======== The input ========

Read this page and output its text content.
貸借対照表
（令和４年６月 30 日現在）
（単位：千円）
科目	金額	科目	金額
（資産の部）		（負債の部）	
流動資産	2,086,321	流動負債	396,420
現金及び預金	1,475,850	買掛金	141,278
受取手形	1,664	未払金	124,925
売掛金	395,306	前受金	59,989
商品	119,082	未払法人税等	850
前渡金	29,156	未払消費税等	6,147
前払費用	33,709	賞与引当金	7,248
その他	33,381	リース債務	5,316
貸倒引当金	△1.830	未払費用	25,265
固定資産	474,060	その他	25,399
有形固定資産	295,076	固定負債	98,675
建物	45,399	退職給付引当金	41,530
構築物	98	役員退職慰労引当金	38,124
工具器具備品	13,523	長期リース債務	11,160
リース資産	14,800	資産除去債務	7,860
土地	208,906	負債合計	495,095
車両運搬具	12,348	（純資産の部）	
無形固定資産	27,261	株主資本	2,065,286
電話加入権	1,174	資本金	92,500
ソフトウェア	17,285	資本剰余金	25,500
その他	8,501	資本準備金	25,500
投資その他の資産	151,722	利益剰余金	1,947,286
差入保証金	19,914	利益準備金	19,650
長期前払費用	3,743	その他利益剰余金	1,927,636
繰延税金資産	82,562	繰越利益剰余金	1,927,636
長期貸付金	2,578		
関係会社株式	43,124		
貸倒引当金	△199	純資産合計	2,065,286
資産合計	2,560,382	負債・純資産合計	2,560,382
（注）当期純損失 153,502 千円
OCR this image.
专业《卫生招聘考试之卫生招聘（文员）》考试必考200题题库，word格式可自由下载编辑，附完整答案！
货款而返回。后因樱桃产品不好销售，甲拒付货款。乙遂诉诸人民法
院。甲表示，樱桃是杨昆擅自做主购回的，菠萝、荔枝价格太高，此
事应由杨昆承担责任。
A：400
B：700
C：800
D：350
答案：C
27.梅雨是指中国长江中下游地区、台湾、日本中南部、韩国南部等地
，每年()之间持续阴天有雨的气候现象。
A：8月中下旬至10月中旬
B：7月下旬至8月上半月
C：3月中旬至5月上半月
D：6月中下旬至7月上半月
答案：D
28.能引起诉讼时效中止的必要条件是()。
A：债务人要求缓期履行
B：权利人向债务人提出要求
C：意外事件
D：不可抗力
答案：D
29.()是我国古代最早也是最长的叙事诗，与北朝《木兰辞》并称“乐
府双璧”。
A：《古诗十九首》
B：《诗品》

========

▶ Problem details
Write the material out again word for word.

▶ Right answer
Read this page and output its text content.
貸借対照表
（令和４年６月 30 日現在）
（単位：千円）
科目	金額	科目	金額
（資産の部）		（負債の部）	
流動資産	2,086,321	流動負債	396,420
現金及び預金	1,475,850	買掛金	141,278
受取手形	1,664	未払金	124,925
売掛金	395,306	前受金	59,989
商品	119,082	未払法人税等	850
前渡金	29,156	未払消費税等	6,147
前払費用	33,709	賞与引当金	7,248
その他	33,381	リース債務	5,316
貸倒引当金	△1.830	未払費用	25,265
固定資産	474,060	その他	25,399
有形固定資産	295,076	固定負債	98,675
建物	45,399	退職給付引当金	41,530
構築物	98	役員退職慰労引当金	38,124
工具器具備品	13,523	長期リース債務	11,160
リース資産	14,800	資産除去債務	7,860
土地	208,906	負債合計	495,095
車両運搬具	12,348	（純資産の部）	
無形固定資産	27,261	株主資本	2,065,286
電話加入権	1,174	資本金	92,500
ソフトウェア	17,285	資本剰余金	25,500
その他	8,501	資本準備金	25,500
投資その他の資産	151,722	利益剰余金	1,947,286
差入保証金	19,914	利益準備金	19,650
長期前払費用	3,743	その他利益剰余金	1,927,636
繰延税金資産	82,562	繰越利益剰余金	1,927,636
長期貸付金	2,578		
関係会社株式	43,124		
貸倒引当金	△199	純資産合計	2,065,286
資産合計	2,560,382	負債・純資産合計	2,560,382
（注）当期純損失 153,502 千円
OCR this image.
专业《卫生招聘考试之卫生招聘（文员）》考试必考200题题库，word格式可自由下载编辑，附完整答案！
货款而返回。后因樱桃产品不好销售，甲拒付货款。乙遂诉诸人民法
院。甲表示，樱桃是杨昆擅自做主购回的，菠萝、荔枝价格太高，此
事应由杨昆承担责任。
A：400
B：700
C：800
D：350
答案：C
27.梅雨是指中国长江中下游地区、台湾、日本中南部、韩国南部等地
，每年()之间持续阴天有雨的气候现象。
A：8月中下旬至10月中旬
B：7月下旬至8月上半月
C：3月中旬至5月上半月
D：6月中下旬至7月上半月
答案：D
28.能引起诉讼时效中止的必要条件是()。
A：债务人要求缓期履行
B：权利人向债务人提出要求
C：意外事件
D：不可抗力
答案：D
29.()是我国古代最早也是最长的叙事诗，与北朝《木兰辞》并称“乐
府双璧”。
A：《古诗十九首》
B：《诗品》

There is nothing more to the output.